Dataset entries

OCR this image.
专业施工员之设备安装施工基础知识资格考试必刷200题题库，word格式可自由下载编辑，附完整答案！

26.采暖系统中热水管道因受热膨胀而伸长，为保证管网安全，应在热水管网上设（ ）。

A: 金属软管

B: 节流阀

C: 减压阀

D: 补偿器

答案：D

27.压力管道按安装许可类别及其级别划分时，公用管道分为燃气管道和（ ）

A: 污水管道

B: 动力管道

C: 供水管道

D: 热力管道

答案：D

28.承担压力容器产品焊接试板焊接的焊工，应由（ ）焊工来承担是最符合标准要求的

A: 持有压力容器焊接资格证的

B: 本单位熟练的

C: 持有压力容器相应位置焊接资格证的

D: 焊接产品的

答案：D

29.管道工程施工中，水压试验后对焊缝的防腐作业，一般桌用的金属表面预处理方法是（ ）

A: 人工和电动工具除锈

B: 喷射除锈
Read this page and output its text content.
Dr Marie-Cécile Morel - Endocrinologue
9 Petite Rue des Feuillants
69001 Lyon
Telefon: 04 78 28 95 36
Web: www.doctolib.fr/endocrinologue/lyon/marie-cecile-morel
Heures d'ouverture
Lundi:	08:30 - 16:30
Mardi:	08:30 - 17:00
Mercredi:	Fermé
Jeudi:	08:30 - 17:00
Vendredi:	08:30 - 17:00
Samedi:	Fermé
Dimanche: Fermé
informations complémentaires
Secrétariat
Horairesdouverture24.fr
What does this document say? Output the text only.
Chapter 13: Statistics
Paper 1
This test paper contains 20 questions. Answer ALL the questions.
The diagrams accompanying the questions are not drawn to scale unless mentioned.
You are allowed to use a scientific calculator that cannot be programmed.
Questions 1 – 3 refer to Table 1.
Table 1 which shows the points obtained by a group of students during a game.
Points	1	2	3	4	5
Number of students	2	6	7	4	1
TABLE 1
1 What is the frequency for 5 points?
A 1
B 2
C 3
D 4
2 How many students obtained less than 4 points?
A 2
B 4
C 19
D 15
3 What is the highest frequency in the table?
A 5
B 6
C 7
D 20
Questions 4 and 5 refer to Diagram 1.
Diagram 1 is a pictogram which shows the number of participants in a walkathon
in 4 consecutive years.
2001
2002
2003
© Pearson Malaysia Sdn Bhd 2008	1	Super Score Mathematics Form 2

--- Work to do ---
Please give back all of the records exactly as written.

--- Exercise response ---
OCR this image.
专业施工员之设备安装施工基础知识资格考试必刷200题题库，word格式可自由下载编辑，附完整答案！

26.采暖系统中热水管道因受热膨胀而伸长，为保证管网安全，应在热水管网上设（ ）。

A: 金属软管

B: 节流阀

C: 减压阀

D: 补偿器

答案：D

27.压力管道按安装许可类别及其级别划分时，公用管道分为燃气管道和（ ）

A: 污水管道

B: 动力管道

C: 供水管道

D: 热力管道

答案：D

28.承担压力容器产品焊接试板焊接的焊工，应由（ ）焊工来承担是最符合标准要求的

A: 持有压力容器焊接资格证的

B: 本单位熟练的

C: 持有压力容器相应位置焊接资格证的

D: 焊接产品的

答案：D

29.管道工程施工中，水压试验后对焊缝的防腐作业，一般桌用的金属表面预处理方法是（ ）

A: 人工和电动工具除锈

B: 喷射除锈
Read this page and output its text content.
Dr Marie-Cécile Morel - Endocrinologue
9 Petite Rue des Feuillants
69001 Lyon
Telefon: 04 78 28 95 36
Web: www.doctolib.fr/endocrinologue/lyon/marie-cecile-morel
Heures d'ouverture
Lundi:	08:30 - 16:30
Mardi:	08:30 - 17:00
Mercredi:	Fermé
Jeudi:	08:30 - 17:00
Vendredi:	08:30 - 17:00
Samedi:	Fermé
Dimanche: Fermé
informations complémentaires
Secrétariat
Horairesdouverture24.fr
What does this document say? Output the text only.
Chapter 13: Statistics
Paper 1
This test paper contains 20 questions. Answer ALL the questions.
The diagrams accompanying the questions are not drawn to scale unless mentioned.
You are allowed to use a scientific calculator that cannot be programmed.
Questions 1 – 3 refer to Table 1.
Table 1 which shows the points obtained by a group of students during a game.
Points	1	2	3	4	5
Number of students	2	6	7	4	1
TABLE 1
1 What is the frequency for 5 points?
A 1
B 2
C 3
D 4
2 How many students obtained less than 4 points?
A 2
B 4
C 19
D 15
3 What is the highest frequency in the table?
A 5
B 6
C 7
D 20
Questions 4 and 5 refer to Diagram 1.
Diagram 1 is a pictogram which shows the number of participants in a walkathon
in 4 consecutive years.
2001
2002
2003
© Pearson Malaysia Sdn Bhd 2008	1	Super Score Mathematics Form 2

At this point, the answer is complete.